** START OF Supplied records **
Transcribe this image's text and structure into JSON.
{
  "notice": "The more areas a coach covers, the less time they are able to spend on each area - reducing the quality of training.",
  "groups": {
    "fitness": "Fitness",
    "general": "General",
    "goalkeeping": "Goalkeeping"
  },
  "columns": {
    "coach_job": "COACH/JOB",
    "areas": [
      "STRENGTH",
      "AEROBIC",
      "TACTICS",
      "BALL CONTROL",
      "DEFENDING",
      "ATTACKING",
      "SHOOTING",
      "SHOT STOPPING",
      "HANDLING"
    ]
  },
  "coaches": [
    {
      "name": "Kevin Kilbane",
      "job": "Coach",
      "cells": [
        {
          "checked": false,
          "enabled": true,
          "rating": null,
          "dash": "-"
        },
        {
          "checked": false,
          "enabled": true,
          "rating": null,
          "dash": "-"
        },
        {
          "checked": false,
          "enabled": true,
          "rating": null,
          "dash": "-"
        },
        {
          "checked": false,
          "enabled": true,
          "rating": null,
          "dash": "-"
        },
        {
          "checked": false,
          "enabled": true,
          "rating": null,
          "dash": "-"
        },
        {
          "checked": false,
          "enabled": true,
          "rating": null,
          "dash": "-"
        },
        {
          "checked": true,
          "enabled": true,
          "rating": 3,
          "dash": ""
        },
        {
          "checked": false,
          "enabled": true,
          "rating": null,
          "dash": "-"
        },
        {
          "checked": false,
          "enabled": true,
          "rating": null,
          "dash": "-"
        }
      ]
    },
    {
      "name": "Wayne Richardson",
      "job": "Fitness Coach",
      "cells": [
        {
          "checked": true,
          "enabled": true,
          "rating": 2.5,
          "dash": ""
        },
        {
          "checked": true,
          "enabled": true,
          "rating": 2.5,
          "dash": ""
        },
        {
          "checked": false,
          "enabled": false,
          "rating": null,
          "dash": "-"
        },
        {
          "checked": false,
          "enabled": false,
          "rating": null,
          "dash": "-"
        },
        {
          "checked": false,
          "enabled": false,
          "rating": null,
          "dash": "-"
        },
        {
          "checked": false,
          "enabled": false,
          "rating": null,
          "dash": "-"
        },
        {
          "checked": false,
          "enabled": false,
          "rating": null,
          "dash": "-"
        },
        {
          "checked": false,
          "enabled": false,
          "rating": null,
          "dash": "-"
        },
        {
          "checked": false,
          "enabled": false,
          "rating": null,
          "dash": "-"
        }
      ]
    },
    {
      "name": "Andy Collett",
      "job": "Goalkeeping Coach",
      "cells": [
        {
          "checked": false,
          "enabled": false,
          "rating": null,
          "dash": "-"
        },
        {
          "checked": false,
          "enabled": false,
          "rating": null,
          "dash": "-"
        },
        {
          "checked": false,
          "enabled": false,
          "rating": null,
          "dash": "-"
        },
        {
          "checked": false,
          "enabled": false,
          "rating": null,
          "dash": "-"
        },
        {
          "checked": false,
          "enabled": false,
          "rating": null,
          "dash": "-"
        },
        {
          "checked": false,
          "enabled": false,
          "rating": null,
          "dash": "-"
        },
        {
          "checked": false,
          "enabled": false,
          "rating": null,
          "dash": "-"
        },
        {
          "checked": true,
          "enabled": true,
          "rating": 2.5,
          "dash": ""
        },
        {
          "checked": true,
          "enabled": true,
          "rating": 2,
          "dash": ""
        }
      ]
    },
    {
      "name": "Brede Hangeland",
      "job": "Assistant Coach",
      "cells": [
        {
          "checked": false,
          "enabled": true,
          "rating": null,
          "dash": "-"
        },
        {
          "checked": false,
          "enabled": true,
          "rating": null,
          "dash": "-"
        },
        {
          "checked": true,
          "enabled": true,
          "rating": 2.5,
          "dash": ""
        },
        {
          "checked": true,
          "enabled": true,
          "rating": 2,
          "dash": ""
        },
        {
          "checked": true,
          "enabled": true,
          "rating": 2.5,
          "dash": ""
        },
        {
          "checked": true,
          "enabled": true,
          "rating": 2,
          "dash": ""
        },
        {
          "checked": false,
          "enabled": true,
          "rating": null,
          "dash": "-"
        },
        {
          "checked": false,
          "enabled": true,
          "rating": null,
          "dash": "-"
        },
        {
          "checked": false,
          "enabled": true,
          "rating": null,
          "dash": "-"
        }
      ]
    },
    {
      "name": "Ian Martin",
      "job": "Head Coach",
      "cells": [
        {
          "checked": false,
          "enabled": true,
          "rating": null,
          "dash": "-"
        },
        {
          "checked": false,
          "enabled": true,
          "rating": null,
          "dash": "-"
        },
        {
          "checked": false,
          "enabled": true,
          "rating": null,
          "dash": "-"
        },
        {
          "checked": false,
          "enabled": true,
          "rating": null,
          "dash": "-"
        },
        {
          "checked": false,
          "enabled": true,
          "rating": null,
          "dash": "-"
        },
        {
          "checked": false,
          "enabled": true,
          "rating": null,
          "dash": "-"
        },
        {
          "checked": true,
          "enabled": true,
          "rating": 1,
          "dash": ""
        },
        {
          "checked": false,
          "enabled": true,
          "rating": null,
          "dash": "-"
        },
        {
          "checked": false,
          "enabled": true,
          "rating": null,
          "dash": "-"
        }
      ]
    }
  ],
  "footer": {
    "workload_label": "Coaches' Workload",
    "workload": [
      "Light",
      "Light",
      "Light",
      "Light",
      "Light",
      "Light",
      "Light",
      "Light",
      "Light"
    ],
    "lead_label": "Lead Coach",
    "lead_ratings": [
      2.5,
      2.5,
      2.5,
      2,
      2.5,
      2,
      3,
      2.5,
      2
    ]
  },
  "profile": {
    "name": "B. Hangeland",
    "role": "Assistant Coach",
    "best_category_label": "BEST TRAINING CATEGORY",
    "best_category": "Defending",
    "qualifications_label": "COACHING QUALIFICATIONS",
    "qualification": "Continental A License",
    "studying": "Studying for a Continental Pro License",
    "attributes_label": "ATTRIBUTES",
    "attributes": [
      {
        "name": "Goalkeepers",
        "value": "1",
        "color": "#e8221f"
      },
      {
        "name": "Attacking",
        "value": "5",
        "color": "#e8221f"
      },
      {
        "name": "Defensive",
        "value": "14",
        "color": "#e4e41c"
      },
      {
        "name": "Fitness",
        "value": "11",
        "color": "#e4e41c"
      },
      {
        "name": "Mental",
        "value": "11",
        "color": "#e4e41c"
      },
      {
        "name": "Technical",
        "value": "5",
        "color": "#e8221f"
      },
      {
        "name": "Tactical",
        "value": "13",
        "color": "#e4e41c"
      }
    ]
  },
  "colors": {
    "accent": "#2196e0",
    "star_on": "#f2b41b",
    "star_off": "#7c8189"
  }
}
** END OF Supplied records **
→ Problem statement
Please repeat all the records above exactly as they appear.

→ Answer to this task
Transcribe this image's text and structure into JSON.
{
  "notice": "The more areas a coach covers, the less time they are able to spend on each area - reducing the quality of training.",
  "groups": {
    "fitness": "Fitness",
    "general": "General",
    "goalkeeping": "Goalkeeping"
  },
  "columns": {
    "coach_job": "COACH/JOB",
    "areas": [
      "STRENGTH",
      "AEROBIC",
      "TACTICS",
      "BALL CONTROL",
      "DEFENDING",
      "ATTACKING",
      "SHOOTING",
      "SHOT STOPPING",
      "HANDLING"
    ]
  },
  "coaches": [
    {
      "name": "Kevin Kilbane",
      "job": "Coach",
      "cells": [
        {
          "checked": false,
          "enabled": true,
          "rating": null,
          "dash": "-"
        },
        {
          "checked": false,
          "enabled": true,
          "rating": null,
          "dash": "-"
        },
        {
          "checked": false,
          "enabled": true,
          "rating": null,
          "dash": "-"
        },
        {
          "checked": false,
          "enabled": true,
          "rating": null,
          "dash": "-"
        },
        {
          "checked": false,
          "enabled": true,
          "rating": null,
          "dash": "-"
        },
        {
          "checked": false,
          "enabled": true,
          "rating": null,
          "dash": "-"
        },
        {
          "checked": true,
          "enabled": true,
          "rating": 3,
          "dash": ""
        },
        {
          "checked": false,
          "enabled": true,
          "rating": null,
          "dash": "-"
        },
        {
          "checked": false,
          "enabled": true,
          "rating": null,
          "dash": "-"
        }
      ]
    },
    {
      "name": "Wayne Richardson",
      "job": "Fitness Coach",
      "cells": [
        {
          "checked": true,
          "enabled": true,
          "rating": 2.5,
          "dash": ""
        },
        {
          "checked": true,
          "enabled": true,
          "rating": 2.5,
          "dash": ""
        },
        {
          "checked": false,
          "enabled": false,
          "rating": null,
          "dash": "-"
        },
        {
          "checked": false,
          "enabled": false,
          "rating": null,
          "dash": "-"
        },
        {
          "checked": false,
          "enabled": false,
          "rating": null,
          "dash": "-"
        },
        {
          "checked": false,
          "enabled": false,
          "rating": null,
          "dash": "-"
        },
        {
          "checked": false,
          "enabled": false,
          "rating": null,
          "dash": "-"
        },
        {
          "checked": false,
          "enabled": false,
          "rating": null,
          "dash": "-"
        },
        {
          "checked": false,
          "enabled": false,
          "rating": null,
          "dash": "-"
        }
      ]
    },
    {
      "name": "Andy Collett",
      "job": "Goalkeeping Coach",
      "cells": [
        {
          "checked": false,
          "enabled": false,
          "rating": null,
          "dash": "-"
        },
        {
          "checked": false,
          "enabled": false,
          "rating": null,
          "dash": "-"
        },
        {
          "checked": false,
          "enabled": false,
          "rating": null,
          "dash": "-"
        },
        {
          "checked": false,
          "enabled": false,
          "rating": null,
          "dash": "-"
        },
        {
          "checked": false,
          "enabled": false,
          "rating": null,
          "dash": "-"
        },
        {
          "checked": false,
          "enabled": false,
          "rating": null,
          "dash": "-"
        },
        {
          "checked": false,
          "enabled": false,
          "rating": null,
          "dash": "-"
        },
        {
          "checked": true,
          "enabled": true,
          "rating": 2.5,
          "dash": ""
        },
        {
          "checked": true,
          "enabled": true,
          "rating": 2,
          "dash": ""
        }
      ]
    },
    {
      "name": "Brede Hangeland",
      "job": "Assistant Coach",
      "cells": [
        {
          "checked": false,
          "enabled": true,
          "rating": null,
          "dash": "-"
        },
        {
          "checked": false,
          "enabled": true,
          "rating": null,
          "dash": "-"
        },
        {
          "checked": true,
          "enabled": true,
          "rating": 2.5,
          "dash": ""
        },
        {
          "checked": true,
          "enabled": true,
          "rating": 2,
          "dash": ""
        },
        {
          "checked": true,
          "enabled": true,
          "rating": 2.5,
          "dash": ""
        },
        {
          "checked": true,
          "enabled": true,
          "rating": 2,
          "dash": ""
        },
        {
          "checked": false,
          "enabled": true,
          "rating": null,
          "dash": "-"
        },
        {
          "checked": false,
          "enabled": true,
          "rating": null,
          "dash": "-"
        },
        {
          "checked": false,
          "enabled": true,
          "rating": null,
          "dash": "-"
        }
      ]
    },
    {
      "name": "Ian Martin",
      "job": "Head Coach",
      "cells": [
        {
          "checked": false,
          "enabled": true,
          "rating": null,
          "dash": "-"
        },
        {
          "checked": false,
          "enabled": true,
          "rating": null,
          "dash": "-"
        },
        {
          "checked": false,
          "enabled": true,
          "rating": null,
          "dash": "-"
        },
        {
          "checked": false,
          "enabled": true,
          "rating": null,
          "dash": "-"
        },
        {
          "checked": false,
          "enabled": true,
          "rating": null,
          "dash": "-"
        },
        {
          "checked": false,
          "enabled": true,
          "rating": null,
          "dash": "-"
        },
        {
          "checked": true,
          "enabled": true,
          "rating": 1,
          "dash": ""
        },
        {
          "checked": false,
          "enabled": true,
          "rating": null,
          "dash": "-"
        },
        {
          "checked": false,
          "enabled": true,
          "rating": null,
          "dash": "-"
        }
      ]
    }
  ],
  "footer": {
    "workload_label": "Coaches' Workload",
    "workload": [
      "Light",
      "Light",
      "Light",
      "Light",
      "Light",
      "Light",
      "Light",
      "Light",
      "Light"
    ],
    "lead_label": "Lead Coach",
    "lead_ratings": [
      2.5,
      2.5,
      2.5,
      2,
      2.5,
      2,
      3,
      2.5,
      2
    ]
  },
  "profile": {
    "name": "B. Hangeland",
    "role": "Assistant Coach",
    "best_category_label": "BEST TRAINING CATEGORY",
    "best_category": "Defending",
    "qualifications_label": "COACHING QUALIFICATIONS",
    "qualification": "Continental A License",
    "studying": "Studying for a Continental Pro License",
    "attributes_label": "ATTRIBUTES",
    "attributes": [
      {
        "name": "Goalkeepers",
        "value": "1",
        "color": "#e8221f"
      },
      {
        "name": "Attacking",
        "value": "5",
        "color": "#e8221f"
      },
      {
        "name": "Defensive",
        "value": "14",
        "color": "#e4e41c"
      },
      {
        "name": "Fitness",
        "value": "11",
        "color": "#e4e41c"
      },
      {
        "name": "Mental",
        "value": "11",
        "color": "#e4e41c"
      },
      {
        "name": "Technical",
        "value": "5",
        "color": "#e8221f"
      },
      {
        "name": "Tactical",
        "value": "13",
        "color": "#e4e41c"
      }
    ]
  },
  "colors": {
    "accent": "#2196e0",
    "star_on": "#f2b41b",
    "star_off": "#7c8189"
  }
}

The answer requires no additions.